Given exercise —
Find the lines holding "México" and copy them.

-- begin --

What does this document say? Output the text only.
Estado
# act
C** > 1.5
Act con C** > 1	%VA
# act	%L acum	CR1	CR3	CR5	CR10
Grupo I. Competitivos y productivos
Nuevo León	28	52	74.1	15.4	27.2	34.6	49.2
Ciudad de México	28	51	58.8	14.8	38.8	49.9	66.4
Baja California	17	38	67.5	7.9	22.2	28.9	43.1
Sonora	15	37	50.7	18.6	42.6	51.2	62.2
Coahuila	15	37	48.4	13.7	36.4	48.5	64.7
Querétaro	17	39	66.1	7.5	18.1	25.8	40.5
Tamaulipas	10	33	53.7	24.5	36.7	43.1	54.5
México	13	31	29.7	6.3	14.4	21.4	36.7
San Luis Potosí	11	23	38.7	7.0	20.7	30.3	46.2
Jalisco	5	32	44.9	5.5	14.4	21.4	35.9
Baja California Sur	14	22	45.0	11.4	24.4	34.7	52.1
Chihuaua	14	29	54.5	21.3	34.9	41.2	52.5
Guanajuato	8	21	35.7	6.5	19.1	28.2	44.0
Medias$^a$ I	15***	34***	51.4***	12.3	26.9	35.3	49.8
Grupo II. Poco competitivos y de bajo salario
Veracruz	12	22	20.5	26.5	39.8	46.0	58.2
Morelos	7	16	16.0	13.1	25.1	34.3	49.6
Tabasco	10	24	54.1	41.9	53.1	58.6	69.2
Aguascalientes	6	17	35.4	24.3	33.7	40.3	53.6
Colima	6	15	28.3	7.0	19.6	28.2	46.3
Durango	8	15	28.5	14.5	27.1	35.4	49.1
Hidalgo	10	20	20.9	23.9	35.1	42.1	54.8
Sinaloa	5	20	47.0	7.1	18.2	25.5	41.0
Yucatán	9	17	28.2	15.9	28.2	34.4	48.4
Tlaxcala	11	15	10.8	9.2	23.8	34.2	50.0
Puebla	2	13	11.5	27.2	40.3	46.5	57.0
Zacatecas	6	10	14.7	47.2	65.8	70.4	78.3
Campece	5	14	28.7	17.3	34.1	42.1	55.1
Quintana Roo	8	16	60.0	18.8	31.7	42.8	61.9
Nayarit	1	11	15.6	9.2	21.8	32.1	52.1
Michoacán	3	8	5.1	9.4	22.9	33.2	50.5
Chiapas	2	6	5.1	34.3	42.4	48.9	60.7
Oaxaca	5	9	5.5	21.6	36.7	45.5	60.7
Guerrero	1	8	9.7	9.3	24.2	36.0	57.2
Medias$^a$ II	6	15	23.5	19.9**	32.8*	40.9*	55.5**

-- end --

Reply to the task —
Ciudad de México	28	51	58.8	14.8	38.8	49.9	66.4
México	13	31	29.7	6.3	14.4	21.4	36.7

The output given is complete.